▶ Written exercise
Repeat the following lines word for word, changing nothing.

▶ Exercise data
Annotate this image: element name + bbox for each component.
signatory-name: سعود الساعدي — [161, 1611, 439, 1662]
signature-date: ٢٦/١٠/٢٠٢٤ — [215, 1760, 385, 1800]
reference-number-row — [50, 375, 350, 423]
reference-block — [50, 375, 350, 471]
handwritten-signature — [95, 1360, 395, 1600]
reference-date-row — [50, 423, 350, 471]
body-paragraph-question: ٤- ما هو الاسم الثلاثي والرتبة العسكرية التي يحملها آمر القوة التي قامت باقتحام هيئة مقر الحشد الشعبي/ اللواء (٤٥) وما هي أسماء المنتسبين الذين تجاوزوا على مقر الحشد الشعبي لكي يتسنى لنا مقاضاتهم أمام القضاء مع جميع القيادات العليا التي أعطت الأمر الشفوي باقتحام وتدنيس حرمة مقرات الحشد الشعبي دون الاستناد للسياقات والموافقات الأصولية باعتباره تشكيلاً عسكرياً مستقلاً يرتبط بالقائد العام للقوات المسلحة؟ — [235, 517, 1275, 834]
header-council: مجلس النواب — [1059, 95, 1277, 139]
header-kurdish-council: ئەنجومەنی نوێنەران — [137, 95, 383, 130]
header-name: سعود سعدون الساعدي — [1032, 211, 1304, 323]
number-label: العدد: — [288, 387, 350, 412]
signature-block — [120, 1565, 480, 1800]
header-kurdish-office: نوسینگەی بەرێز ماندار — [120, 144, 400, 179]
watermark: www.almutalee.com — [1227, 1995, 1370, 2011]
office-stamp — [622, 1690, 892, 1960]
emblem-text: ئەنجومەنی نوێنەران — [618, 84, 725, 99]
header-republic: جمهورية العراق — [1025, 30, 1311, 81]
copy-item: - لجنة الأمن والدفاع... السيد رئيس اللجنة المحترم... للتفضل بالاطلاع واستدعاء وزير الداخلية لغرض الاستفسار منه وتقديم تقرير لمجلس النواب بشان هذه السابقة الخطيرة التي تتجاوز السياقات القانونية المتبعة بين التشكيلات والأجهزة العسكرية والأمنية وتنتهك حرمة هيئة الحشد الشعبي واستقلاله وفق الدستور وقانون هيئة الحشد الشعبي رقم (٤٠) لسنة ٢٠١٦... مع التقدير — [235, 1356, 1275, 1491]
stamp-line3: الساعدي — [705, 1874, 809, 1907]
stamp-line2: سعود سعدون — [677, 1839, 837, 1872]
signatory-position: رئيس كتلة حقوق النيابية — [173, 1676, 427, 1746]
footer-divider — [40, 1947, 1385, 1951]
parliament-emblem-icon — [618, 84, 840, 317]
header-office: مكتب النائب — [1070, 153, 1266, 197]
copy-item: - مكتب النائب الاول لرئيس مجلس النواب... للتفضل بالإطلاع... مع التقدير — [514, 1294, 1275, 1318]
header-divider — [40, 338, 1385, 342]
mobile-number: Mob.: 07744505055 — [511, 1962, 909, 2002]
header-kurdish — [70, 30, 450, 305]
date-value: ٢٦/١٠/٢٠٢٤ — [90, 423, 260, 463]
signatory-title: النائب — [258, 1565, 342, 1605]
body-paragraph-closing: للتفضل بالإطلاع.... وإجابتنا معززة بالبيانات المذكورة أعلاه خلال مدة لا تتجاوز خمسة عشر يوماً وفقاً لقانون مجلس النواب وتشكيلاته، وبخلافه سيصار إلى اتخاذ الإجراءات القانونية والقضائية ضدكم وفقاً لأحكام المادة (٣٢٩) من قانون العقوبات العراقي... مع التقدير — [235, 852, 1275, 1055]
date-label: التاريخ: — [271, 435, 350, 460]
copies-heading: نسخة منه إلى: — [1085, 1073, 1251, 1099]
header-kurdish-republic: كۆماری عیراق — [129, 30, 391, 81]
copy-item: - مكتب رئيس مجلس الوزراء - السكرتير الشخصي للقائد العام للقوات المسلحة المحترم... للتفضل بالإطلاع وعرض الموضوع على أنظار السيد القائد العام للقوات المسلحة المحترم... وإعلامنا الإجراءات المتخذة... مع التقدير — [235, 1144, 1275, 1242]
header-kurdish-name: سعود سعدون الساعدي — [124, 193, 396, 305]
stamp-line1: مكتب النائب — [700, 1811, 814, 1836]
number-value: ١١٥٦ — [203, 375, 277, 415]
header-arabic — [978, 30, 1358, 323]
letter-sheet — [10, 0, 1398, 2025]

▶ Correct response
Annotate this image: element name + bbox for each component.
signatory-name: سعود الساعدي — [161, 1611, 439, 1662]
signature-date: ٢٦/١٠/٢٠٢٤ — [215, 1760, 385, 1800]
reference-number-row — [50, 375, 350, 423]
reference-block — [50, 375, 350, 471]
handwritten-signature — [95, 1360, 395, 1600]
reference-date-row — [50, 423, 350, 471]
body-paragraph-question: ٤- ما هو الاسم الثلاثي والرتبة العسكرية التي يحملها آمر القوة التي قامت باقتحام هيئة مقر الحشد الشعبي/ اللواء (٤٥) وما هي أسماء المنتسبين الذين تجاوزوا على مقر الحشد الشعبي لكي يتسنى لنا مقاضاتهم أمام القضاء مع جميع القيادات العليا التي أعطت الأمر الشفوي باقتحام وتدنيس حرمة مقرات الحشد الشعبي دون الاستناد للسياقات والموافقات الأصولية باعتباره تشكيلاً عسكرياً مستقلاً يرتبط بالقائد العام للقوات المسلحة؟ — [235, 517, 1275, 834]
header-council: مجلس النواب — [1059, 95, 1277, 139]
header-kurdish-council: ئەنجومەنی نوێنەران — [137, 95, 383, 130]
header-name: سعود سعدون الساعدي — [1032, 211, 1304, 323]
number-label: العدد: — [288, 387, 350, 412]
signature-block — [120, 1565, 480, 1800]
header-kurdish-office: نوسینگەی بەرێز ماندار — [120, 144, 400, 179]
watermark: www.almutalee.com — [1227, 1995, 1370, 2011]
office-stamp — [622, 1690, 892, 1960]
emblem-text: ئەنجومەنی نوێنەران — [618, 84, 725, 99]
header-republic: جمهورية العراق — [1025, 30, 1311, 81]
copy-item: - لجنة الأمن والدفاع... السيد رئيس اللجنة المحترم... للتفضل بالاطلاع واستدعاء وزير الداخلية لغرض الاستفسار منه وتقديم تقرير لمجلس النواب بشان هذه السابقة الخطيرة التي تتجاوز السياقات القانونية المتبعة بين التشكيلات والأجهزة العسكرية والأمنية وتنتهك حرمة هيئة الحشد الشعبي واستقلاله وفق الدستور وقانون هيئة الحشد الشعبي رقم (٤٠) لسنة ٢٠١٦... مع التقدير — [235, 1356, 1275, 1491]
stamp-line3: الساعدي — [705, 1874, 809, 1907]
stamp-line2: سعود سعدون — [677, 1839, 837, 1872]
signatory-position: رئيس كتلة حقوق النيابية — [173, 1676, 427, 1746]
footer-divider — [40, 1947, 1385, 1951]
parliament-emblem-icon — [618, 84, 840, 317]
header-office: مكتب النائب — [1070, 153, 1266, 197]
copy-item: - مكتب النائب الاول لرئيس مجلس النواب... للتفضل بالإطلاع... مع التقدير — [514, 1294, 1275, 1318]
header-divider — [40, 338, 1385, 342]
mobile-number: Mob.: 07744505055 — [511, 1962, 909, 2002]
header-kurdish — [70, 30, 450, 305]
date-value: ٢٦/١٠/٢٠٢٤ — [90, 423, 260, 463]
signatory-title: النائب — [258, 1565, 342, 1605]
body-paragraph-closing: للتفضل بالإطلاع.... وإجابتنا معززة بالبيانات المذكورة أعلاه خلال مدة لا تتجاوز خمسة عشر يوماً وفقاً لقانون مجلس النواب وتشكيلاته، وبخلافه سيصار إلى اتخاذ الإجراءات القانونية والقضائية ضدكم وفقاً لأحكام المادة (٣٢٩) من قانون العقوبات العراقي... مع التقدير — [235, 852, 1275, 1055]
date-label: التاريخ: — [271, 435, 350, 460]
copies-heading: نسخة منه إلى: — [1085, 1073, 1251, 1099]
header-kurdish-republic: كۆماری عیراق — [129, 30, 391, 81]
copy-item: - مكتب رئيس مجلس الوزراء - السكرتير الشخصي للقائد العام للقوات المسلحة المحترم... للتفضل بالإطلاع وعرض الموضوع على أنظار السيد القائد العام للقوات المسلحة المحترم... وإعلامنا الإجراءات المتخذة... مع التقدير — [235, 1144, 1275, 1242]
header-kurdish-name: سعود سعدون الساعدي — [124, 193, 396, 305]
stamp-line1: مكتب النائب — [700, 1811, 814, 1836]
number-value: ١١٥٦ — [203, 375, 277, 415]
header-arabic — [978, 30, 1358, 323]
letter-sheet — [10, 0, 1398, 2025]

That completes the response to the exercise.